TASK LIST:
(a) Rewrite the part of the article on the Instagram embedding ruling that opens with the words containing "In 2016, photojournalist" and closes with "a wide audience.", putting "list article" in place of "listicle".
(b) Answer these questions using the article on the Instagram embedding ruling:
(i) What licensing fee did Mashable first offer Sinclair for a photo?
(ii) On Instagram, what is the only way to disable the embed feature?
(iii) Which judge noted the license that users give Instagram?
(c) Continue the article on the Instagram embedding ruling from its last sentence.

DOCUMENT EXCERPT:
========================
A New York judge has ruled that embedding an Instagram post on a third-party website is not copyright infringement, as the photographer has agreed to Terms and Conditions that provides the social media giant a sub-licence for all content.
The groundbreaking ruling against the photographer is a stern reminder of how ambiguous and indecipherable T&Cs can be manipulated, and the power and control social media companies hold over photographers and content creators.
In 2016, photojournalist Stephanie Sinclair sued tech news website, Mashable, for copyright infringement after her Instagram post was embedded in an listicle (remember those?!) titled, ‘10 female photojournalists with their lenses on social justice‘. Mashable initially offered Sinclair a meagre US$50 licensing fee for a photo, and after she declined they found a loophole by embedding the photo directly from Instagram.
Embedding is a feature on Instagram – and other social media platforms like Facebook, YouTube, Twitter, and Vimeo – which allows third parties to copy code to generate a user’s post on a website. On Instagram the embed feature is available on all public posts, and the only way to disable it is by setting an account to private. For professional photographers, this isn’t ideal as the point of being on Instagram is to promote their work to a wide audience.
Previously in US copyright law, these legal disputes usually revolve around a Server Test. The argument is that embedding cannot be considered copyright infringement, as the alleged copyrighted material is hosted elsewhere – not directly on the defendant’s website server. In this case, the content is hosted on Instagram’s server, and Mashable doesn’t hold an actual copy of the image.
The Server Test has been compelling enough for many US courts to determine embedding doesn’t qualify as direct distribution or publishing, but there are inconsistencies. In 2018 a New York judge ruled that several news sites had infringed copyright when they embedded a photo, setting shaky precedent for future use of the Server Test doctrine. So Mashable’s lawyers reasoned the odds were stacked against them, and instead dived deep into Instagram’s T&Cs and found a sub-licence clause Sinclair ‘agreed to’ when she signed up.
Judge Kimba Wood noted that users provide Instagram a ‘non-exclusive, fully paid and royalty-free, transferable, sub-licensable, worldwide license to the Content that you post’.
This clause is fairly standard issue for social media platforms and other online services. While it reads similar to a rights-grab clause the purpose is ostensibly to allow the platform to run smoothly, host user content, and protect itself from potential legal disputes. For instance, the Instagram user experience would be poor if a user had to provide consent for every post. While most users never actually read website T&Cs, chances are these kind of clauses are in there somewhere.
However, Mashable‘s lawyers managed to convince the judge that this clause, combined with the embed feature, created a binding agreement between Sinclair, Instagram and Mashable. It seems unlikely this was Instagram’s intention for the clause, but Judge Wood was persuaded.
‘Thus, because [Sinclair] uploaded the Photograph to Instagram and designated it as “public,” she agreed to allow Mashable, as Instagram’s sublicensee, to embed the Photograph in its website,’ she said.
========================
SUPPLIED INFORMATION:
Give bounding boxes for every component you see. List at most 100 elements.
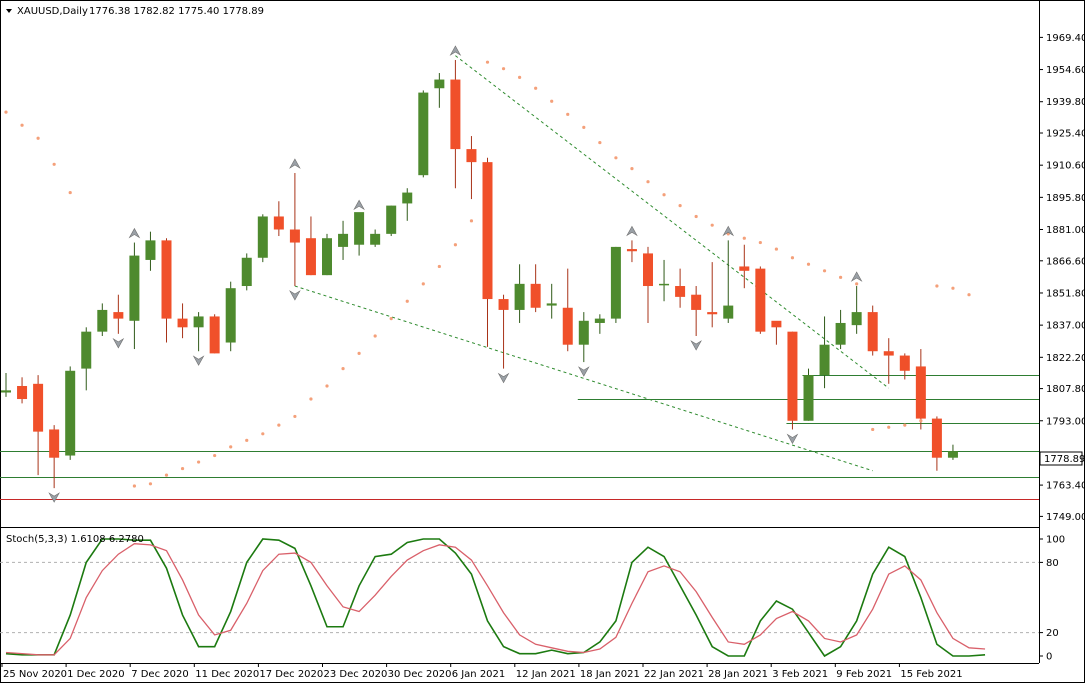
========================
PER-TASK OUTPUTS:
(a)
In 2016, photojournalist Stephanie Sinclair sued tech news website, Mashable, for copyright infringement after her Instagram post was embedded in an list article (remember those?!) titled, ‘10 female photojournalists with their lenses on social justice‘. Mashable initially offered Sinclair a meagre US$50 licensing fee for a photo, and after she declined they found a loophole by embedding the photo directly from Instagram.
Embedding is a feature on Instagram – and other social media platforms like Facebook, YouTube, Twitter, and Vimeo – which allows third parties to copy code to generate a user’s post on a website. On Instagram the embed feature is available on all public posts, and the only way to disable it is by setting an account to private. For professional photographers, this isn’t ideal as the point of being on Instagram is to promote their work to a wide audience.

(b)
(i) US$50.
(ii) Setting the account to private.
(iii) Judge Kimba Wood.

(c)
It’s a kind-of weird scenario, given there is no real interaction between Sinclair, Instagram, and Mashable, and Instagram doesn’t appear to have an interest in sublicensing content to Mashable. But it’s all there, inferred in the T&Cs, it seems. Sinclair attempted to counter the argument by stating the Instagram T&Cs are too complex – they are ‘circular’, ‘incomprehensible’, and ‘contradictory’.
‘[Sinclair] claims it is contradictory for Instagram to simultaneously demand that users respect the intellectual property rights of others when uploading content to Instagram, while also granting those users a right to share other users’ public posts containing copyrighted material. [Sinclair] misses the distinction between a user’s initial uploading of content to Instagram, and a user’s subsequent sharing of content that has already been uploaded to Instagram,’ Judge Wood said.
Sinclair’s final point is that Instagram places professional photographers between a rock and a hard place – either set a profile to Private and limit the exposure on ‘the most popular public photo sharing platform in the world’, or stick to Public and grant all of Instagram’s ‘sublicencees’ unfettered access to free content. The judge agrees this is a ‘dilemma’, but the court ain’t going to release her from Instagram’s shackles.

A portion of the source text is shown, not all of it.